Instructions to follow – Where does the string "гриль" appear in the records? Copy every line that contains it.

##### Data section #####

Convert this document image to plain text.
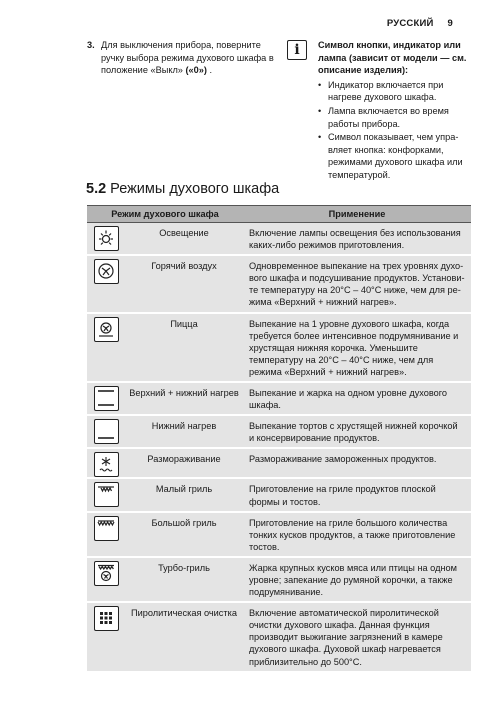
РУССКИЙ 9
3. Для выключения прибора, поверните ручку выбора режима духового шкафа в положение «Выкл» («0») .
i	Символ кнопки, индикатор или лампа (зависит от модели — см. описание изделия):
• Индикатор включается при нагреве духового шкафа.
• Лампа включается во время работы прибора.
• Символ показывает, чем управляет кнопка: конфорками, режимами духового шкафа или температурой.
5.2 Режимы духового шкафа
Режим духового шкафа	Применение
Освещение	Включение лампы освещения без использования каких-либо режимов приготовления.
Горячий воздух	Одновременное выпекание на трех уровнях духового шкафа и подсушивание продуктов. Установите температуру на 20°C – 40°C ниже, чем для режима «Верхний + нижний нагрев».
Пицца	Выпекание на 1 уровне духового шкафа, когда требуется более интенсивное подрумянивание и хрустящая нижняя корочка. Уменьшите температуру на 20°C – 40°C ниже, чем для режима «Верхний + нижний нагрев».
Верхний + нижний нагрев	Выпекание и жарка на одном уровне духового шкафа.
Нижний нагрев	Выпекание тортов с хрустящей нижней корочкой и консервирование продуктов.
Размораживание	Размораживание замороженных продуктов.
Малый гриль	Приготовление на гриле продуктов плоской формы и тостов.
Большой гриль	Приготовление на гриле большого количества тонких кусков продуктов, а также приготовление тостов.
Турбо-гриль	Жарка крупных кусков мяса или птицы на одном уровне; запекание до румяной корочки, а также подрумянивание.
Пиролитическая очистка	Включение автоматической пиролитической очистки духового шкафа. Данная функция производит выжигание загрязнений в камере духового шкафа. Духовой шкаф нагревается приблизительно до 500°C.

#####
##### Data section #####

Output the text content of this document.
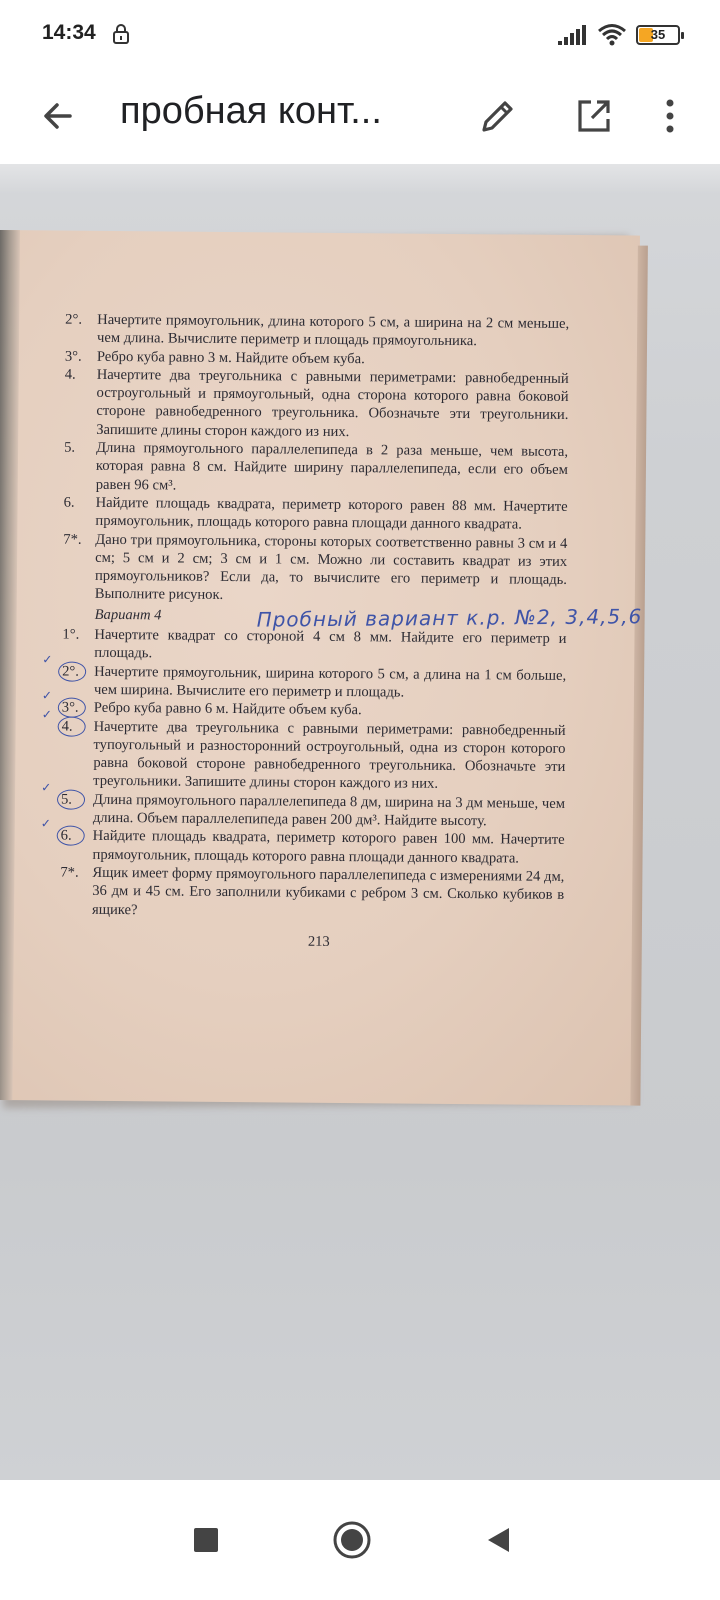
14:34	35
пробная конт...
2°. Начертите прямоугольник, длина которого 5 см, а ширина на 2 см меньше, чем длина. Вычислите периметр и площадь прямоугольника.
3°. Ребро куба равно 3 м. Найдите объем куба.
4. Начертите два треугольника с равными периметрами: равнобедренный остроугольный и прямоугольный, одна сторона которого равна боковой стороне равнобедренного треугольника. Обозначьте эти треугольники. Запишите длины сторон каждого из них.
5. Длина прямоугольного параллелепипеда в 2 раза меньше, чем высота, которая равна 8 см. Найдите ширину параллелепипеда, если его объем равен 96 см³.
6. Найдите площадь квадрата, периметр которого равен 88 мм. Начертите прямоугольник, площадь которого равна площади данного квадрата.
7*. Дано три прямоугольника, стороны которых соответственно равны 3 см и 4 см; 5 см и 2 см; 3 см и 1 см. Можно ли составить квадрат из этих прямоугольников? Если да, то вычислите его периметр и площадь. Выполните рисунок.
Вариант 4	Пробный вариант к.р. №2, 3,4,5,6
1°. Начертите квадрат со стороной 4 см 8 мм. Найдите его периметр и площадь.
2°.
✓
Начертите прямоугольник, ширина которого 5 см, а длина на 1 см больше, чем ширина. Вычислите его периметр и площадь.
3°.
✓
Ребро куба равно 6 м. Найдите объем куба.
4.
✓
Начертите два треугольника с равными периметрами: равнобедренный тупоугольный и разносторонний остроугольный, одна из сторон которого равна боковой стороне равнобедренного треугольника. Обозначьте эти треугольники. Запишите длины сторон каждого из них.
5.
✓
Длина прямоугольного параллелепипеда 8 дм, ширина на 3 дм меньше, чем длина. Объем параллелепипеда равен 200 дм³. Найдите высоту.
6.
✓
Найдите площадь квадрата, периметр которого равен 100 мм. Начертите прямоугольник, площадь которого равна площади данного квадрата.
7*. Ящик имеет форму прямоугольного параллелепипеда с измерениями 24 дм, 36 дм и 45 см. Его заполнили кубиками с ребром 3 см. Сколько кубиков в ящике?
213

#####
##### Data section #####

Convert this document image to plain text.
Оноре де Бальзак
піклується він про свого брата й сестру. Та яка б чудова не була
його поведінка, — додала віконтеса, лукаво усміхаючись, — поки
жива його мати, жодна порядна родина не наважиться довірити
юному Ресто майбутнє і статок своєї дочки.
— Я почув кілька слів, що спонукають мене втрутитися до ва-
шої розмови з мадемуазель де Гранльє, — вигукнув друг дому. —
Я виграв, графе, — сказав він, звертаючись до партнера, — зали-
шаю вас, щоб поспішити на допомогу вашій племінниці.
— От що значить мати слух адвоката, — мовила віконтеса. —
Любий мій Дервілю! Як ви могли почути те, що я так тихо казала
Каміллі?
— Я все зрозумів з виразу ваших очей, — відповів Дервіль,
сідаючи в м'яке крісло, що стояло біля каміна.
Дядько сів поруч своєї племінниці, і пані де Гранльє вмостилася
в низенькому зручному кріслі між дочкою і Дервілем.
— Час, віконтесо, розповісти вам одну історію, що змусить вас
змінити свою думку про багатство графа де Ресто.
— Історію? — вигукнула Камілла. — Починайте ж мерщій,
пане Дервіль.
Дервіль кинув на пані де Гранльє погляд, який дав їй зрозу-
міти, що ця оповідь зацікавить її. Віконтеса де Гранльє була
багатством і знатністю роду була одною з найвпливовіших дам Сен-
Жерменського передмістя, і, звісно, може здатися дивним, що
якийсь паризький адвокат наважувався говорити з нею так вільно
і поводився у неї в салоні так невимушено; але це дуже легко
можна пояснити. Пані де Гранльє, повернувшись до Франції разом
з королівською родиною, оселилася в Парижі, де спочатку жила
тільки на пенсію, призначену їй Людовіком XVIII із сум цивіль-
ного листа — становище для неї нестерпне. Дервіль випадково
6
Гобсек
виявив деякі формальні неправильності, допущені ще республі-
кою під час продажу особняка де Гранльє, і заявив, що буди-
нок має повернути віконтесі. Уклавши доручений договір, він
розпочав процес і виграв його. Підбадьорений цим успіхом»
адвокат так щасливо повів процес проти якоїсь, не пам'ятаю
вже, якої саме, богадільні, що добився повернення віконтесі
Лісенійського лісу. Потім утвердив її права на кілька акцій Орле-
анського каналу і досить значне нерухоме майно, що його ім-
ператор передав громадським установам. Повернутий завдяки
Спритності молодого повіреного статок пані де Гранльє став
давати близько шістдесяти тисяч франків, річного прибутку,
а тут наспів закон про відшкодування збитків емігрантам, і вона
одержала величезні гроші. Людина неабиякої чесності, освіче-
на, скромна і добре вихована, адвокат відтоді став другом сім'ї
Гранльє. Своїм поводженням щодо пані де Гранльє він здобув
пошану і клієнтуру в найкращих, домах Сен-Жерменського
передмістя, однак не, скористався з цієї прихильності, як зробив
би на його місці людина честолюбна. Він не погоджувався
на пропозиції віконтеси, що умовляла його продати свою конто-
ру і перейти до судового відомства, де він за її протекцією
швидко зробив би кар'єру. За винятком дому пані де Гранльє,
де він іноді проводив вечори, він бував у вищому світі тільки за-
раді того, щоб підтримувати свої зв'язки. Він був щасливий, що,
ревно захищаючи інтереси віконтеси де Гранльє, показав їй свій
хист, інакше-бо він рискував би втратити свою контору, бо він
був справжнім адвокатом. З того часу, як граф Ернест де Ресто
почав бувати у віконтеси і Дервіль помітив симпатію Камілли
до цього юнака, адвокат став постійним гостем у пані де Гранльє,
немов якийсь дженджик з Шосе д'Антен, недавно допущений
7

#####

Output for this task –
Малый гриль	Приготовление на гриле продуктов плоской формы и тостов.
Большой гриль	Приготовление на гриле большого количества тонких кусков продуктов, а также приготовление тостов.
Турбо-гриль	Жарка крупных кусков мяса или птицы на одном уровне; запекание до румяной корочки, а также подрумянивание.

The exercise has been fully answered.